• _Instruction_
Single out the lines that include the word "Temperature". Copy them.

# START OF Provided material

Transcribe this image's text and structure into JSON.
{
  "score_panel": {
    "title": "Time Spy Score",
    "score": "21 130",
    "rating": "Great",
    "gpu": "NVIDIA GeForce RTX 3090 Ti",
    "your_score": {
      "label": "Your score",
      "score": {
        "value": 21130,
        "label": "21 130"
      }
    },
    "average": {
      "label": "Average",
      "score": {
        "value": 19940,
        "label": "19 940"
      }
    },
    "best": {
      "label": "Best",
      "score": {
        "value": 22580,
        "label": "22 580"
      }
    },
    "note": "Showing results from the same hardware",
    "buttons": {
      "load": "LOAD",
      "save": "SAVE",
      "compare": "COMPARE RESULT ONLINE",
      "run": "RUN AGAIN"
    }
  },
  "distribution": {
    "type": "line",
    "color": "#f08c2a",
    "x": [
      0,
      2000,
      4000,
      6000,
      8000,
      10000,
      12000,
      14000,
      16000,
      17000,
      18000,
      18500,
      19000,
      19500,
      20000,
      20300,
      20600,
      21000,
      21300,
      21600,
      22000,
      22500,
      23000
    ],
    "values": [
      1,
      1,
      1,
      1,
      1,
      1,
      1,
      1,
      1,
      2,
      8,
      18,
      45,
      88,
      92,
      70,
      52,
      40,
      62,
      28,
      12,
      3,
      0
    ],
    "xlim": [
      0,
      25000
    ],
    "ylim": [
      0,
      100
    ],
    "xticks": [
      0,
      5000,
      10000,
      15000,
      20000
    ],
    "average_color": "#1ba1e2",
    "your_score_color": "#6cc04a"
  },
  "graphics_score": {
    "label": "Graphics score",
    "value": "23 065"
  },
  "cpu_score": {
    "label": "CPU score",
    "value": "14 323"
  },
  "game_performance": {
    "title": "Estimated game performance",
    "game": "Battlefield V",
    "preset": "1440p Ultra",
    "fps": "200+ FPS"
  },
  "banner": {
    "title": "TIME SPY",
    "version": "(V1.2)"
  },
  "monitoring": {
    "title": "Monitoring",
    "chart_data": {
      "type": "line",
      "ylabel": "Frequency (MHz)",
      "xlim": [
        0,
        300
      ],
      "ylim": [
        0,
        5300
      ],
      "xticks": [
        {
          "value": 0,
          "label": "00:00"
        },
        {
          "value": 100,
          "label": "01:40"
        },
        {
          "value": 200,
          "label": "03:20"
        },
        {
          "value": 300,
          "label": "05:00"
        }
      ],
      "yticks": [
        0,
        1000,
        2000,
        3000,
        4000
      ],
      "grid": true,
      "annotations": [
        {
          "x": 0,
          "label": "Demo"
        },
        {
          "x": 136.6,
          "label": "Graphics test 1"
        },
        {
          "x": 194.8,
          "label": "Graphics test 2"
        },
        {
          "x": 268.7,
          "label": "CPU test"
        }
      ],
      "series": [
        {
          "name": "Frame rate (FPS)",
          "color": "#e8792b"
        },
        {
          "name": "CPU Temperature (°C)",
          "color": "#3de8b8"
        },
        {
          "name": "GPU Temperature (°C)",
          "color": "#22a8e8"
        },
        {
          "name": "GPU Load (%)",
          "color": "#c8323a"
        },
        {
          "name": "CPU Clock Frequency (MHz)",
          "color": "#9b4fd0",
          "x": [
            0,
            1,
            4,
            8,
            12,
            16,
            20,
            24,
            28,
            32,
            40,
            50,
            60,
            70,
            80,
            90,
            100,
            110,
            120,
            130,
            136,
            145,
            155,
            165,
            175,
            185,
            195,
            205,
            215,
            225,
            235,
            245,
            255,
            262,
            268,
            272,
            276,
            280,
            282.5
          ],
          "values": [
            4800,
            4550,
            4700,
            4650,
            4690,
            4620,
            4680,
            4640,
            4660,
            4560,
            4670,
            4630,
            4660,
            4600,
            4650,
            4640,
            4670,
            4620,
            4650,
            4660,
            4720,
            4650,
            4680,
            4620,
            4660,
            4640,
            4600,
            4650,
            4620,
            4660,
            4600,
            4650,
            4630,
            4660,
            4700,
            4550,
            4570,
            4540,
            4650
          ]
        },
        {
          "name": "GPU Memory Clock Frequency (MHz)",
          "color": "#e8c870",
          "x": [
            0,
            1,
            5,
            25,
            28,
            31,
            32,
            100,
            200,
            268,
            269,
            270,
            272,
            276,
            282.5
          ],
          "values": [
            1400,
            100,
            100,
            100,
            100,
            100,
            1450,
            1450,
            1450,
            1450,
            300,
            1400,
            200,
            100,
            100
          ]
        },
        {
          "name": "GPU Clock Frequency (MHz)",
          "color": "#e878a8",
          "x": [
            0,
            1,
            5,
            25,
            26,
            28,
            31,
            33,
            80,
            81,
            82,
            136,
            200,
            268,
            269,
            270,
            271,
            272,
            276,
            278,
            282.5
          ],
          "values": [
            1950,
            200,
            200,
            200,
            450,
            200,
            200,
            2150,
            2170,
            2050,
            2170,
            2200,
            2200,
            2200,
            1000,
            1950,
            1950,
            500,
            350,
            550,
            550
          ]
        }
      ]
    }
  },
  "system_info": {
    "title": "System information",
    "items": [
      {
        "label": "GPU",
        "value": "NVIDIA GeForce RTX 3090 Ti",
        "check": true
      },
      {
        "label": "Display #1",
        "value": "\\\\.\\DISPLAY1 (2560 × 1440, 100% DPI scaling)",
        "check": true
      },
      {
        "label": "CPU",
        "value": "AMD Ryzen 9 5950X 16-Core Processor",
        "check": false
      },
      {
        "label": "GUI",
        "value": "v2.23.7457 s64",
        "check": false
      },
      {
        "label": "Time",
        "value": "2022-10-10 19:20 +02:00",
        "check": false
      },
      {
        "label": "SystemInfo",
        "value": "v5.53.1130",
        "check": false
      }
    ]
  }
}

# END OF Provided material

• _Answer to this exercise_
          "name": "CPU Temperature (°C)",
          "name": "GPU Temperature (°C)",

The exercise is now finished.